● **DOCUMENT EXTRACT**

+---+

I want to run. But I want to run to be a different kind of president. “Different” not in the traditional political puffery sense of that term. “Different,” quite literally. I want to run to build a mandate for the fundamental change that our democracy desperately needs. Once that is passed, I would resign, and the elected Vice President would become President.

This is the Presidency as referendum. Our constitution, unlike some states, doesn’t give us a referendum power directly. This hack adds one in. Almost never would it be necessary — in a well-functioning democracy. But when a democracy has lost the capacity to act as a democracy, a referendum president is a peaceful means to force a change that Congress is otherwise not going to make. When the system has become the problem, we need an intervention from the outside.

We are at one of those moments now. In no plausible sense do we have a representative democracy in America today. That fact shows itself in a thousand ways — from #BlackLivesMatter to billion dollar SuperPACs, and none more profound than the deep sense that most Americans have that their government is not theirs. “The system,” as Elizabeth Warren puts it, “is rigged.” And the fundamental challenge for our democracy today is to find a way to fix that rigged system.

The problems here are manifest. Would it be pedantic to point out that the United States was founded as a republic, not a democracy, and that the difference matters? Or to mention that the Constitution was written to limit government as well as democratic impulses? Or to bring up the small fact that direct democracy is a disaster?

(Incidentally, your writer understands that attacks on the initiative, referendum, and recall most often come from progressive quarters nowadays. It wasn’t always so.)

Lessig likes to cite polls suggesting “96 percent of Americans say it’s ‘important to reduce the influence of money in politics.’” More recently, he’s become fond of citing a MoveOn/YouGov poll that purports to show that 82 percent of Americans of all political stripes agree “the system is rigged.” Many conservatives and libertarians would agree with the latter proposition.

+---+

● **DATA**
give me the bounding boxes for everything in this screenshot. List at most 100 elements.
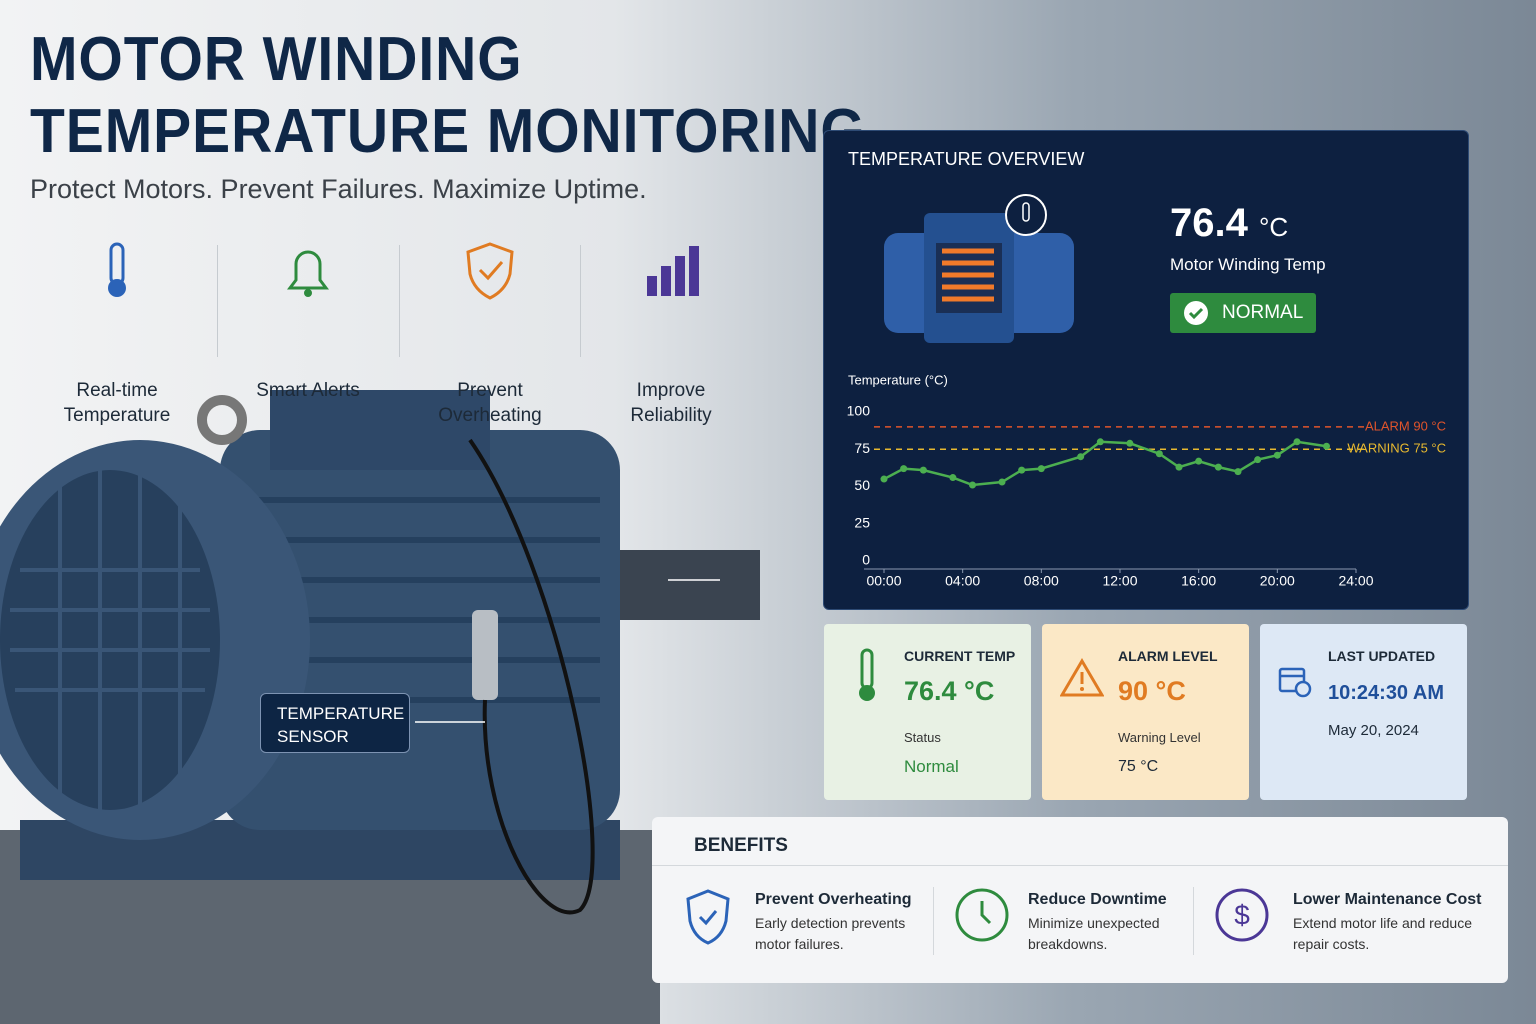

+---+

From the passage about a referendum presidency, return word for word the part that opens with the words containing "Lessig likes to" and closes with "the latter proposition.".

● **SOLUTION TO THIS EXERCISE**
Lessig likes to cite polls suggesting “96 percent of Americans say it’s ‘important to reduce the influence of money in politics.’” More recently, he’s become fond of citing a MoveOn/YouGov poll that purports to show that 82 percent of Americans of all political stripes agree “the system is rigged.” Many conservatives and libertarians would agree with the latter proposition.